To do: Narrow the data below down to the lines containing "text".

Excerpted records:
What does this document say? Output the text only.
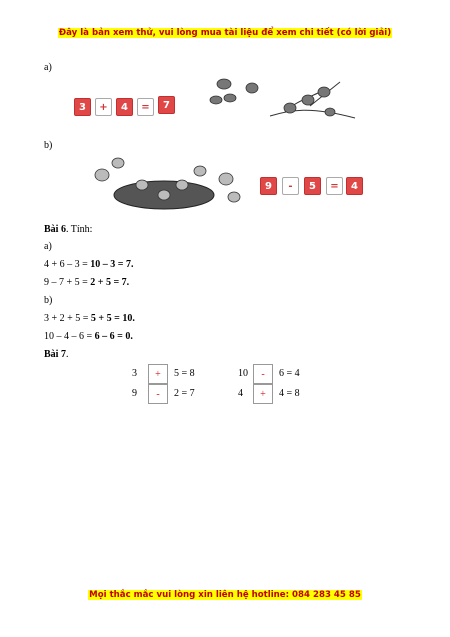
Đây là bản xem thử, vui lòng mua tài liệu để xem chi tiết (có lời giải)
a)
3	+	4	=	7
b)
9	-	5	=	4
Bài 6. Tính:
a)
4 + 6 – 3 = 10 – 3 = 7.
9 – 7 + 5 = 2 + 5 = 7.
b)
3 + 2 + 5 = 5 + 5 = 10.
10 – 4 – 6 = 6 – 6 = 0.
Bài 7.
3	+	5 = 8	10	-	6 = 4
9	-	2 = 7	4	+	4 = 8
Mọi thắc mắc vui lòng xin liên hệ hotline: 084 283 45 85
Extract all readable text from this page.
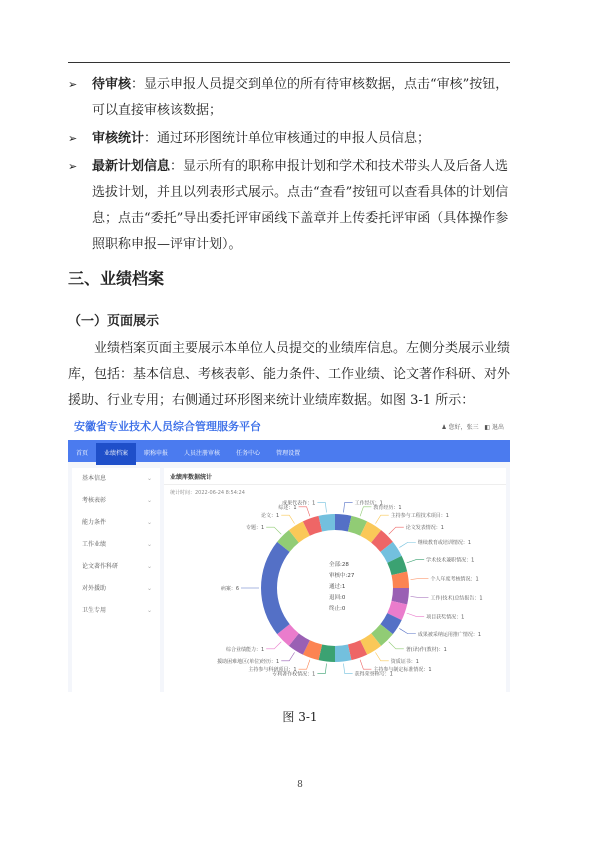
➢ 待审核：显示申报人员提交到单位的所有待审核数据，点击“审核”按钮，可以直接审核该数据；
➢ 审核统计：通过环形图统计单位审核通过的申报人员信息；
➢ 最新计划信息：显示所有的职称申报计划和学术和技术带头人及后备人选选拔计划，并且以列表形式展示。点击“查看”按钮可以查看具体的计划信息；点击“委托”导出委托评审函线下盖章并上传委托评审函（具体操作参照职称申报—评审计划）。
三、业绩档案
（一）页面展示
业绩档案页面主要展示本单位人员提交的业绩库信息。左侧分类展示业绩库，包括：基本信息、考核表彰、能力条件、工作业绩、论文著作科研、对外援助、行业专用；右侧通过环形图来统计业绩库数据。如图 3-1 所示：
安徽省专业技术人员综合管理服务平台	♟ 您好，张三 ◧ 退出
首页	业绩档案	职称申报	人员注册审核	任务中心	管理设置
基本信息	⌄
考核表彰	⌄
能力条件	⌄
工作业绩	⌄
论文著作科研	⌄
对外援助	⌄
卫生专用	⌄
业绩库数据统计
统计时间：2022-06-24 8:54:24
工作经历：1
教育经历：1
主持参与工程技术项目：1
论文发表情况：1
继续教育或培训情况：1
学术技术兼职情况：1
个人年度考核情况：1
工作(技术)总结报告：1
项目获奖情况：1
成果被采纳运用推广情况：1
著(译)作(教材)：1
资质证书：1
主持参与制定标准情况：1
获得荣誉称号：1
专利著作权情况：1
主持参与科研项目：1
援助困难地区(单位)经历：1
综合业绩能力：1
病案：6
专题：1
论文：1
综述：1
成果代表作：1
全部:28
审核中:27
通过:1
退回:0
终止:0
图 3-1
8
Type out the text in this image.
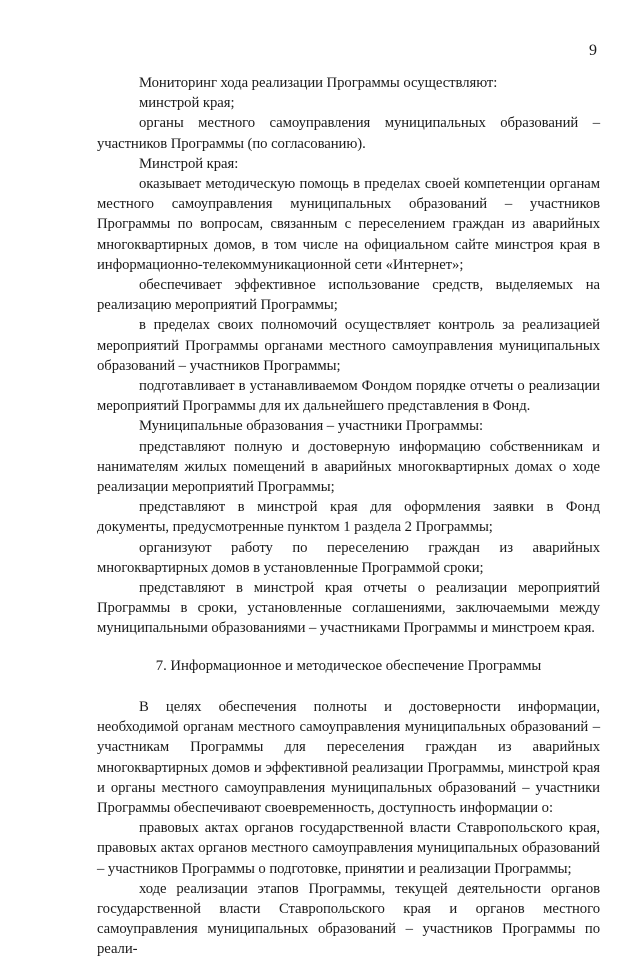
9

Мониторинг хода реализации Программы осуществляют:

минстрой края;

органы местного самоуправления муниципальных образований – участников Программы (по согласованию).

Минстрой края:

оказывает методическую помощь в пределах своей компетенции органам местного самоуправления муниципальных образований – участников Программы по вопросам, связанным с переселением граждан из аварийных многоквартирных домов, в том числе на официальном сайте минстроя края в информационно-телекоммуникационной сети «Интернет»;

обеспечивает эффективное использование средств, выделяемых на реализацию мероприятий Программы;

в пределах своих полномочий осуществляет контроль за реализацией мероприятий Программы органами местного самоуправления муниципальных образований – участников Программы;

подготавливает в устанавливаемом Фондом порядке отчеты о реализации мероприятий Программы для их дальнейшего представления в Фонд.

Муниципальные образования – участники Программы:

представляют полную и достоверную информацию собственникам и нанимателям жилых помещений в аварийных многоквартирных домах о ходе реализации мероприятий Программы;

представляют в минстрой края для оформления заявки в Фонд документы, предусмотренные пунктом 1 раздела 2 Программы;

организуют работу по переселению граждан из аварийных многоквартирных домов в установленные Программой сроки;

представляют в минстрой края отчеты о реализации мероприятий Программы в сроки, установленные соглашениями, заключаемыми между муниципальными образованиями – участниками Программы и минстроем края.

7. Информационное и методическое обеспечение Программы

В целях обеспечения полноты и достоверности информации, необходимой органам местного самоуправления муниципальных образований – участникам Программы для переселения граждан из аварийных многоквартирных домов и эффективной реализации Программы, минстрой края и органы местного самоуправления муниципальных образований – участники Программы обеспечивают своевременность, доступность информации о:

правовых актах органов государственной власти Ставропольского края, правовых актах органов местного самоуправления муниципальных образований – участников Программы о подготовке, принятии и реализации Программы;

ходе реализации этапов Программы, текущей деятельности органов государственной власти Ставропольского края и органов местного самоуправления муниципальных образований – участников Программы по реали-
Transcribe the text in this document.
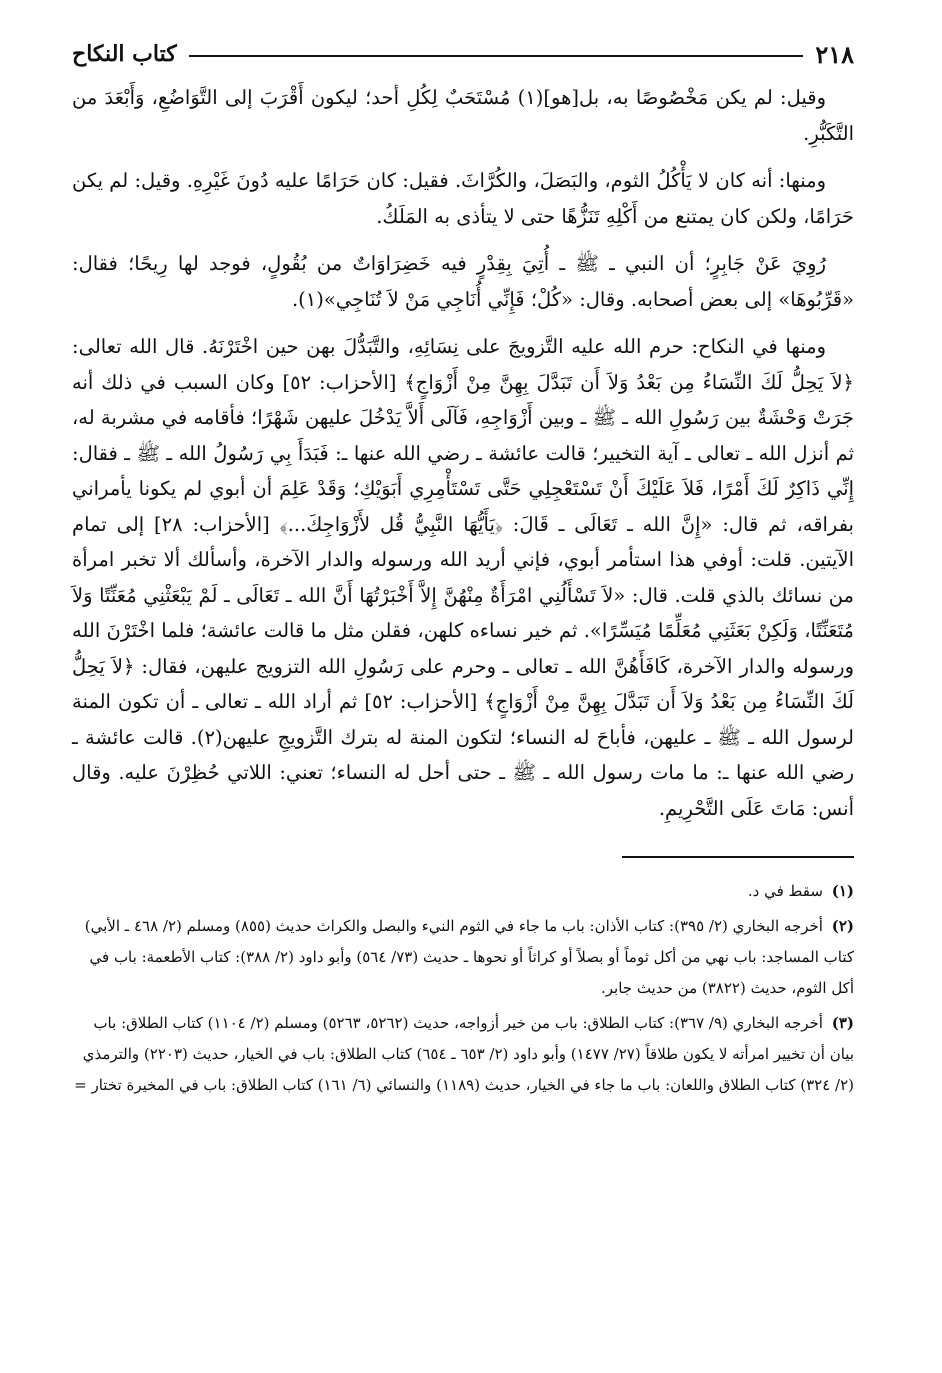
٢١٨
كتاب النكاح

وقيل: لم يكن مَخْصُوصًا به، بل[هو](١) مُسْتَحَبٌ لِكُلِ أحد؛ ليكون أَقْرَبَ إلى التَّوَاضُعِ، وَأَبْعَدَ من التَّكَبُّرِ.

ومنها: أنه كان لا يَأْكُلُ الثوم، والبَصَلَ، والكُرَّاثَ. فقيل: كان حَرَامًا عليه دُونَ غَيْرِهِ. وقيل: لم يكن حَرَامًا، ولكن كان يمتنع من أَكْلِهِ تَنَزُّهًا حتى لا يتأذى به المَلَكُ.

رُوِيَ عَنْ جَابِرٍ؛ أن النبي ـ ﷺ ـ أُتِيَ بِقِدْرٍ فيه خَضِرَاوَاتٌ من بُقُولٍ، فوجد لها رِيحًا؛ فقال: «قَرِّبُوهَا» إلى بعض أصحابه. وقال: «كُلْ؛ فَإِنِّي أُنَاجِي مَنْ لاَ تُنَاجِي»(١).

ومنها في النكاح: حرم الله عليه التَّزويجَ على نِسَائِهِ، والتَّبَدُّلَ بهن حين اخْتَرْنَهُ. قال الله تعالى: ﴿لاَ يَحِلُّ لَكَ النِّسَاءُ مِن بَعْدُ وَلاَ أَن تَبَدَّلَ بِهِنَّ مِنْ أَزْوَاجٍ﴾ [الأحزاب: ٥٢] وكان السبب في ذلك أنه جَرَتْ وَحْشَةٌ بين رَسُولِ الله ـ ﷺ ـ وبين أَزْوَاجِهِ، فَآلَى أَلاَّ يَدْخُلَ عليهن شَهْرًا؛ فأقامه في مشربة له، ثم أنزل الله ـ تعالى ـ آية التخيير؛ قالت عائشة ـ رضي الله عنها ـ: فَبَدَأَ بِي رَسُولُ الله ـ ﷺ ـ فقال: إِنِّي ذَاكِرٌ لَكَ أَمْرًا، فَلاَ عَلَيْكَ أَنْ تَسْتَعْجِلِي حَتَّى تَسْتَأْمِرِي أَبَوَيْكِ؛ وَقَدْ عَلِمَ أن أبوي لم يكونا يأمراني بفراقه، ثم قال: «إِنَّ الله ـ تَعَالَى ـ قَالَ: ﴿يَأَيُّهَا النَّبِيُّ قُل لأَزْوَاجِكَ...﴾ [الأحزاب: ٢٨] إلى تمام الآيتين. قلت: أوفي هذا استأمر أبوي، فإني أريد الله ورسوله والدار الآخرة، وأسألك ألا تخبر امرأة من نسائك بالذي قلت. قال: «لاَ تَسْأَلُنِي امْرَأَةٌ مِنْهُنَّ إِلاَّ أَخْبَرْتُهَا أَنَّ الله ـ تَعَالَى ـ لَمْ يَبْعَثْنِي مُعَنِّتًا وَلاَ مُتَعَنِّتًا، وَلَكِنْ بَعَثَنِي مُعَلِّمًا مُيَسِّرًا». ثم خير نساءه كلهن، فقلن مثل ما قالت عائشة؛ فلما اخْتَرْنَ الله ورسوله والدار الآخرة، كَافَأَهُنَّ الله ـ تعالى ـ وحرم على رَسُولِ الله التزويج عليهن، فقال: ﴿لاَ يَحِلُّ لَكَ النِّسَاءُ مِن بَعْدُ وَلاَ أَن تَبَدَّلَ بِهِنَّ مِنْ أَزْوَاجٍ﴾ [الأحزاب: ٥٢] ثم أراد الله ـ تعالى ـ أن تكون المنة لرسول الله ـ ﷺ ـ عليهن، فأباحَ له النساء؛ لتكون المنة له بترك التَّزويجِ عليهن(٢). قالت عائشة ـ رضي الله عنها ـ: ما مات رسول الله ـ ﷺ ـ حتى أحل له النساء؛ تعني: اللاتي حُظِرْنَ عليه. وقال أنس: مَاتَ عَلَى التَّحْرِيمِ.

(١) سقط في د.

(٢) أخرجه البخاري (٢/ ٣٩٥): كتاب الأذان: باب ما جاء في الثوم النيء والبصل والكراث حديث (٨٥٥) ومسلم (٢/ ٤٦٨ ـ الأبي) كتاب المساجد: باب نهي من أكل ثوماً أو بصلاً أو كراثاً أو نحوها ـ حديث (٧٣/ ٥٦٤) وأبو داود (٢/ ٣٨٨): كتاب الأطعمة: باب في أكل الثوم، حديث (٣٨٢٢) من حديث جابر.

(٣) أخرجه البخاري (٩/ ٣٦٧): كتاب الطلاق: باب من خير أزواجه، حديث (٥٢٦٢، ٥٢٦٣) ومسلم (٢/ ١١٠٤) كتاب الطلاق: باب بيان أن تخيير امرأته لا يكون طلاقاً (٢٧/ ١٤٧٧) وأبو داود (٢/ ٦٥٣ ـ ٦٥٤) كتاب الطلاق: باب في الخيار، حديث (٢٢٠٣) والترمذي (٢/ ٣٢٤) كتاب الطلاق واللعان: باب ما جاء في الخيار، حديث (١١٨٩) والنسائي (٦/ ١٦١) كتاب الطلاق: باب في المخيرة تختار =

Written response:
What does this document say? Output the text only.
Extract all readable text from this page.
Type out the text in this image.
Transcribe the text in this document.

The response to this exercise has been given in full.